## Written exercise
Wherever the word "ning" turns up in a line of the entries, copy that line.

## Provided records
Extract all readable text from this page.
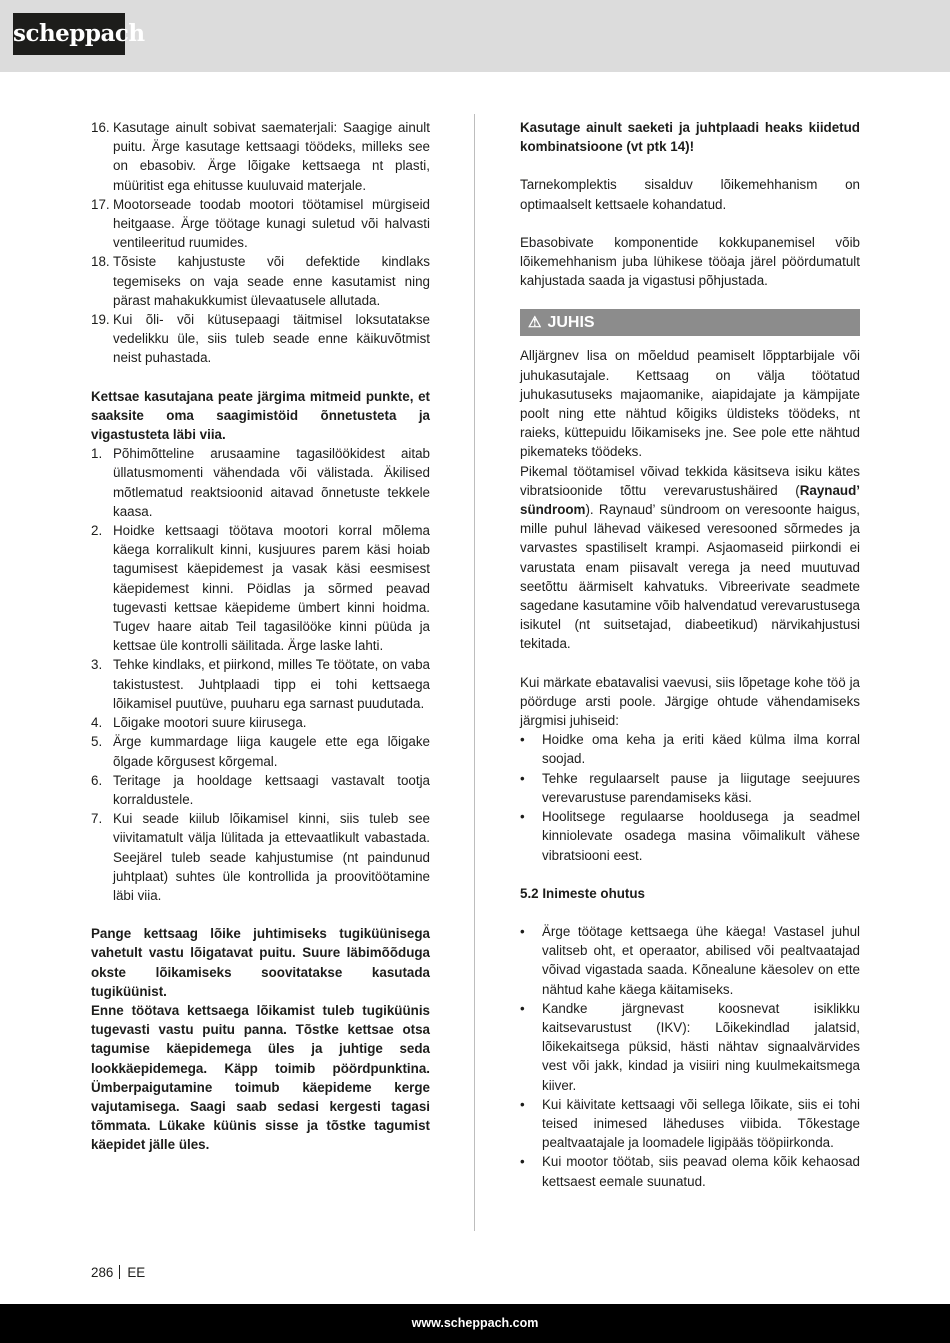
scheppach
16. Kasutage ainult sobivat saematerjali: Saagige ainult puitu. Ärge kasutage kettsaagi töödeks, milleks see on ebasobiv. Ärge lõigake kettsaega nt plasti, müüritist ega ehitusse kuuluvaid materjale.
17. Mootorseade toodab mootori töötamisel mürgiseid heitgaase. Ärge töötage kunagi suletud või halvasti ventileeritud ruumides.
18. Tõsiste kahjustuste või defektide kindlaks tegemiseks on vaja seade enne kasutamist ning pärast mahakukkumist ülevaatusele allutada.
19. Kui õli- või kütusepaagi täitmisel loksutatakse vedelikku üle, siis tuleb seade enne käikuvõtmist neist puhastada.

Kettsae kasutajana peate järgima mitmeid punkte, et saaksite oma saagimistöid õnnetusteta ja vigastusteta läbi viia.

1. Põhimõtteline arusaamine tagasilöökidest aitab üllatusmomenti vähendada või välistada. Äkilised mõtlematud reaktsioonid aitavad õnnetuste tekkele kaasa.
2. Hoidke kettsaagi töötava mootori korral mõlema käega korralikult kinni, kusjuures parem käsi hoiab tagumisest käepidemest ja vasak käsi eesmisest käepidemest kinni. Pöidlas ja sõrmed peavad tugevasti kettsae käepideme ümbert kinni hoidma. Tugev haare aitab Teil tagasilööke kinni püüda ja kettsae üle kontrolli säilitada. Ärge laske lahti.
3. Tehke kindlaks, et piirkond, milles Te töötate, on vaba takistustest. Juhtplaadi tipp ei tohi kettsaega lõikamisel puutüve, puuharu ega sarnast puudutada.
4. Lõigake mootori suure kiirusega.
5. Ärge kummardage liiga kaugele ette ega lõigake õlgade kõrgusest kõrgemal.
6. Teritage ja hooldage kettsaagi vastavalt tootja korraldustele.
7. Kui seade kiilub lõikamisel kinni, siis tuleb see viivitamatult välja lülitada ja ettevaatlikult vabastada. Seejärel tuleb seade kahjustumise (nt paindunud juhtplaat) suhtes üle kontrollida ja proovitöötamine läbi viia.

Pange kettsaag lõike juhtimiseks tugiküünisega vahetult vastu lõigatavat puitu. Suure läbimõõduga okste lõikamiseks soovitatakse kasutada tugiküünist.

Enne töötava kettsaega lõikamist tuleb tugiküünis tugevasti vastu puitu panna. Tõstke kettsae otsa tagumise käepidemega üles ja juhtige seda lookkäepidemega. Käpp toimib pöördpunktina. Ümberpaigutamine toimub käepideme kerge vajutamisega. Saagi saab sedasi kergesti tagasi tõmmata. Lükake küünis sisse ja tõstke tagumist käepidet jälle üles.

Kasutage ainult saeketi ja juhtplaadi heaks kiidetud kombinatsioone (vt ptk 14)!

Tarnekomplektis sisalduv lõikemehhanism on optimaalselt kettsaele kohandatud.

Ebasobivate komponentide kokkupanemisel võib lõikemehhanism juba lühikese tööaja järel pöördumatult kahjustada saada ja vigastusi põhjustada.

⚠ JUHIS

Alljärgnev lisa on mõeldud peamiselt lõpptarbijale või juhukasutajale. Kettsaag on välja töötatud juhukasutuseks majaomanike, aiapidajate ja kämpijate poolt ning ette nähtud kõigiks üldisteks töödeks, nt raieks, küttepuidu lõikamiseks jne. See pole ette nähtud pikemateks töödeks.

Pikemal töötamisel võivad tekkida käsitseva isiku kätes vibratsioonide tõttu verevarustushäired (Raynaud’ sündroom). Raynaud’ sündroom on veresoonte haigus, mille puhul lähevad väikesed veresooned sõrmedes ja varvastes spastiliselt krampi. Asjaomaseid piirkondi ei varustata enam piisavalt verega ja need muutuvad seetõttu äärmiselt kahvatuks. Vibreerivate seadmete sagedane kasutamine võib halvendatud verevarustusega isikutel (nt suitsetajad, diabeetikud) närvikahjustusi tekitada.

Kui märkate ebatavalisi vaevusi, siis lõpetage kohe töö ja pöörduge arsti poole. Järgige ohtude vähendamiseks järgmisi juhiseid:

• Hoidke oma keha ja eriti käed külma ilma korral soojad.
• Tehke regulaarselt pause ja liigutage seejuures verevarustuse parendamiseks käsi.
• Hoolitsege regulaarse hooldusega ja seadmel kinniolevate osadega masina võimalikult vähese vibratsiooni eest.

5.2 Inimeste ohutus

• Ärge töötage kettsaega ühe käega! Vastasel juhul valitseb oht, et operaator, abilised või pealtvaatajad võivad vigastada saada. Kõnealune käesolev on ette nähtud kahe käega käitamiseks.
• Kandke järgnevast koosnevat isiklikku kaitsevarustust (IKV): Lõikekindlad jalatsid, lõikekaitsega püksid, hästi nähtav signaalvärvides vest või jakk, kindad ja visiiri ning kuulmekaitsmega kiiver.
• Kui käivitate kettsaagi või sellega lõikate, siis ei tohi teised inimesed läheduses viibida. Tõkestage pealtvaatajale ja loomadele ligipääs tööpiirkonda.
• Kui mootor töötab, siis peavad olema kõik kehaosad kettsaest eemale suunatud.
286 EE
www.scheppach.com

## Reply to the exercise
18. Tõsiste kahjustuste või defektide kindlaks tegemiseks on vaja seade enne kasutamist ning pärast mahakukkumist ülevaatusele allutada.
Alljärgnev lisa on mõeldud peamiselt lõpptarbijale või juhukasutajale. Kettsaag on välja töötatud juhukasutuseks majaomanike, aiapidajate ja kämpijate poolt ning ette nähtud kõigiks üldisteks töödeks, nt raieks, küttepuidu lõikamiseks jne. See pole ette nähtud pikemateks töödeks.
• Kandke järgnevast koosnevat isiklikku kaitsevarustust (IKV): Lõikekindlad jalatsid, lõikekaitsega püksid, hästi nähtav signaalvärvides vest või jakk, kindad ja visiiri ning kuulmekaitsmega kiiver.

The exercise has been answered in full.